» STATED EXERCISE: Copy, character for character, the lines of the data below from the line with "x-tick-label: 1996 (67, 408, 78, 430)" up to and including the line with "y-tick-label: £500K (0, 174, 34, 185)".

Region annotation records
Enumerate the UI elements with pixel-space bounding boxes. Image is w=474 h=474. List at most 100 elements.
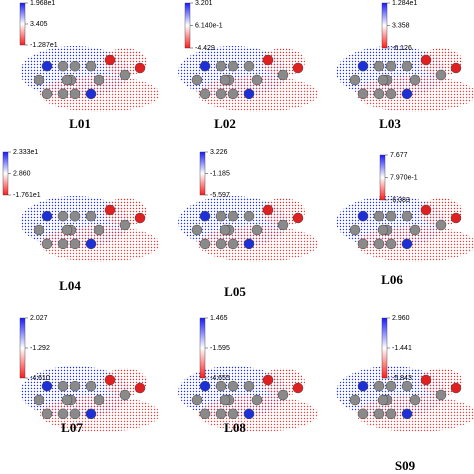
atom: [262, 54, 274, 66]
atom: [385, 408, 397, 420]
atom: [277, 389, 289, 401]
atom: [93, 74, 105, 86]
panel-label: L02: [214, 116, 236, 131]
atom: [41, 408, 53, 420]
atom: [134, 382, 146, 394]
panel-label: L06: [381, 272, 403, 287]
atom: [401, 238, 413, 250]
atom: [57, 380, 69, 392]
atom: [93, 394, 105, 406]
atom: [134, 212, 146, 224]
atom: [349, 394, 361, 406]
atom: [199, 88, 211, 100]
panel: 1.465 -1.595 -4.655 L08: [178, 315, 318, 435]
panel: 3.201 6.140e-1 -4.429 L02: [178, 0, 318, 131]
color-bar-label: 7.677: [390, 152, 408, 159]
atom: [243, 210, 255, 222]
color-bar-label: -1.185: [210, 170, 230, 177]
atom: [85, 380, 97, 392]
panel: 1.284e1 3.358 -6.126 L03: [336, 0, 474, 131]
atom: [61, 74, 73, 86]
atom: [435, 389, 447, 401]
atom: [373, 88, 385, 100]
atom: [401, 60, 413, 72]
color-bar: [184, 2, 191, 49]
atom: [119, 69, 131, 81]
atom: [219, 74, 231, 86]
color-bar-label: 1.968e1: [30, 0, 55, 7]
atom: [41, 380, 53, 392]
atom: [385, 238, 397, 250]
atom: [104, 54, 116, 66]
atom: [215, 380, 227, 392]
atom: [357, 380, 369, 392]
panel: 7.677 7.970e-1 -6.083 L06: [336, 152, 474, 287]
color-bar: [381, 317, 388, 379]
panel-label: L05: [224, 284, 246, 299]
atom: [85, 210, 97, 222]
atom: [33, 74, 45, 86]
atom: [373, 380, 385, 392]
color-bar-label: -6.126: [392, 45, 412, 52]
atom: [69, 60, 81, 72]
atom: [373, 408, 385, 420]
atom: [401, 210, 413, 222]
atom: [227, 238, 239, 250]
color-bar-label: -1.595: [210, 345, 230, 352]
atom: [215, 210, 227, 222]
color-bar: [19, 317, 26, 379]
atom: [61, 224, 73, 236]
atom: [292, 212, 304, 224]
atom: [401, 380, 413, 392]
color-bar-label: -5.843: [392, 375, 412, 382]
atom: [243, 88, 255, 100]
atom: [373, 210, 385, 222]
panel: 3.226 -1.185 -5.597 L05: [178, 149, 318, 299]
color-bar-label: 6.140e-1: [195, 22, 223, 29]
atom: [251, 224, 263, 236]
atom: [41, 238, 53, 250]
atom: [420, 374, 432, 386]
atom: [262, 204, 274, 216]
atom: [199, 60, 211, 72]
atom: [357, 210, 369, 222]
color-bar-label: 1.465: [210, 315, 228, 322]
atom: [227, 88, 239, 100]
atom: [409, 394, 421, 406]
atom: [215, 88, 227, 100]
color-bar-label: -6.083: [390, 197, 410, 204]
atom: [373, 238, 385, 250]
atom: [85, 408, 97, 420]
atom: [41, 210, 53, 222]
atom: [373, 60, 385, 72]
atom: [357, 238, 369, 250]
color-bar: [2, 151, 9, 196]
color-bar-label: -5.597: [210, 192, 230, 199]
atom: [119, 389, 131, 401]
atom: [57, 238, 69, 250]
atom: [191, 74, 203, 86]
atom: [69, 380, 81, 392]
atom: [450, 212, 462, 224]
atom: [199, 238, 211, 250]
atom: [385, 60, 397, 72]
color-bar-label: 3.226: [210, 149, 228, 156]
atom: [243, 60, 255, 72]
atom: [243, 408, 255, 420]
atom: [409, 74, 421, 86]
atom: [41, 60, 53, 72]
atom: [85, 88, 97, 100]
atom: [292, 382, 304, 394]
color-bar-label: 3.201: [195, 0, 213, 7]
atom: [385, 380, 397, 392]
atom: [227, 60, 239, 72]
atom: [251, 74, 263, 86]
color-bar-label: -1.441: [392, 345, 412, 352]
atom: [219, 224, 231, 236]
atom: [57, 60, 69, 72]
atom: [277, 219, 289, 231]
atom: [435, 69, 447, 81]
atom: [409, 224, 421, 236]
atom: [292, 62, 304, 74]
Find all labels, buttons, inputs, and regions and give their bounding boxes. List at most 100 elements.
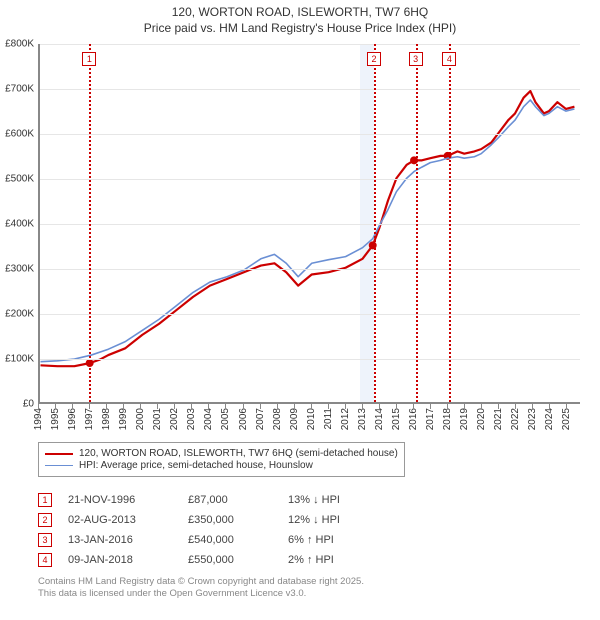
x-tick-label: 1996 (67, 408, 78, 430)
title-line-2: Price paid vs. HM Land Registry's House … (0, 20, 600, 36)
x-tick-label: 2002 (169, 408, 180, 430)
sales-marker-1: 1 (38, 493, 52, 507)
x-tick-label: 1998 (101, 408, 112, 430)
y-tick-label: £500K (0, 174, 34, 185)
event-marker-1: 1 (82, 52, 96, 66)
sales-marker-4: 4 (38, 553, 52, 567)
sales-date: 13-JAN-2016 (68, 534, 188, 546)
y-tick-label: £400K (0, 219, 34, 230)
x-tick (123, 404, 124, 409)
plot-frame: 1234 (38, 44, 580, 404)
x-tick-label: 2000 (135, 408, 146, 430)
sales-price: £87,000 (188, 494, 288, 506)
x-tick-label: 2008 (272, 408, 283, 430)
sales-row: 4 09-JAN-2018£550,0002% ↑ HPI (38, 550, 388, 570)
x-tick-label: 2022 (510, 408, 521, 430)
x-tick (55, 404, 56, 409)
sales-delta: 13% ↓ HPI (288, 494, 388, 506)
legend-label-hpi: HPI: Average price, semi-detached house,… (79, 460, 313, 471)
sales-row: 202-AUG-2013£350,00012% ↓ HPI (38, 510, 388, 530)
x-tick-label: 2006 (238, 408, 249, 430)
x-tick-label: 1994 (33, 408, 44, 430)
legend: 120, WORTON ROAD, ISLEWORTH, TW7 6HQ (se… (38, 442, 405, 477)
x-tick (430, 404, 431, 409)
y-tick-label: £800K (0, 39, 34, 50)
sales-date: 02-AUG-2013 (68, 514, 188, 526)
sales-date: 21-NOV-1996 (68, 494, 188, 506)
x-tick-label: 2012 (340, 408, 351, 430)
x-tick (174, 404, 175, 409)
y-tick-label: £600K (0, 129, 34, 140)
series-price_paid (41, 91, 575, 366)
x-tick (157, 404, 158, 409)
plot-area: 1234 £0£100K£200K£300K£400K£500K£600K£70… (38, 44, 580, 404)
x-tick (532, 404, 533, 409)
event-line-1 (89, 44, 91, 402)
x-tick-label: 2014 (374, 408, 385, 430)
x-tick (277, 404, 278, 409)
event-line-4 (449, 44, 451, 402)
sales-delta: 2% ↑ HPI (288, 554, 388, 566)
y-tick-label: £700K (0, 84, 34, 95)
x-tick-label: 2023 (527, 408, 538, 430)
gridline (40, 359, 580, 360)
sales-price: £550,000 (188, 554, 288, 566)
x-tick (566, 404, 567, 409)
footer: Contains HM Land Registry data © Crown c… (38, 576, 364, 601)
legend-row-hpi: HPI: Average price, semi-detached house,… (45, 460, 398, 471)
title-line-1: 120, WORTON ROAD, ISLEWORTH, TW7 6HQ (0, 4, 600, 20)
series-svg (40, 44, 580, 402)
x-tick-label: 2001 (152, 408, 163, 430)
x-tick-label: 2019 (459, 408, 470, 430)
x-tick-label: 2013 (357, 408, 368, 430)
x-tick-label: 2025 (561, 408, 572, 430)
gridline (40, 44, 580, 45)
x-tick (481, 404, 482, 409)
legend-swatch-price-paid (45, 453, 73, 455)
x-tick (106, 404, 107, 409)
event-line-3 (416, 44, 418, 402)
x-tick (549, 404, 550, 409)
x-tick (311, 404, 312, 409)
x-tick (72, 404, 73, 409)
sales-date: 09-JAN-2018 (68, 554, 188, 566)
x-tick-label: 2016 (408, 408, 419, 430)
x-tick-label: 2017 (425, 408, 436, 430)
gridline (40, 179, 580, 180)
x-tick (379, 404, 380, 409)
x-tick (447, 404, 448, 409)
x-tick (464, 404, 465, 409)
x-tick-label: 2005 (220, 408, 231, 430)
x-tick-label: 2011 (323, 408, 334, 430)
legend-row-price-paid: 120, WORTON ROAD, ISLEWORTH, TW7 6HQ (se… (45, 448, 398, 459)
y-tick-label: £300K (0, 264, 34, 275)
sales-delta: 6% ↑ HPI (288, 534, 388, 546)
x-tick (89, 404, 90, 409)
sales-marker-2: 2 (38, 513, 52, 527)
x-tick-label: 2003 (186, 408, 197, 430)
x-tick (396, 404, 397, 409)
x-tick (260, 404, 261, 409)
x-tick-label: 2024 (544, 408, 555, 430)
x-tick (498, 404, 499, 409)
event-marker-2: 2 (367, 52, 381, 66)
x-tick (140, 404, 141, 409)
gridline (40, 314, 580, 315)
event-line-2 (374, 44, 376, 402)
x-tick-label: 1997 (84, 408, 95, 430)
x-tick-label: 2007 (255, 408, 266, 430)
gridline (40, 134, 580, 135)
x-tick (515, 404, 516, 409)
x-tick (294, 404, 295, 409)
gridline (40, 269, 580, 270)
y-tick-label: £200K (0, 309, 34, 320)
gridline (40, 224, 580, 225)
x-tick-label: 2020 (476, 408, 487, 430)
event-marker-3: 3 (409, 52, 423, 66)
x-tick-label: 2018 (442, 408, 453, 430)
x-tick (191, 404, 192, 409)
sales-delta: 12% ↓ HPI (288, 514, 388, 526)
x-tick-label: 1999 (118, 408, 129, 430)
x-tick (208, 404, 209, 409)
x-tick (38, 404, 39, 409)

» SOLUTION BELOW:
x-tick-label: 1996 (67, 408, 78, 430)
title-line-2: Price paid vs. HM Land Registry's House … (0, 20, 600, 36)
x-tick-label: 2002 (169, 408, 180, 430)
sales-marker-1: 1 (38, 493, 52, 507)
x-tick-label: 1998 (101, 408, 112, 430)
y-tick-label: £500K (0, 174, 34, 185)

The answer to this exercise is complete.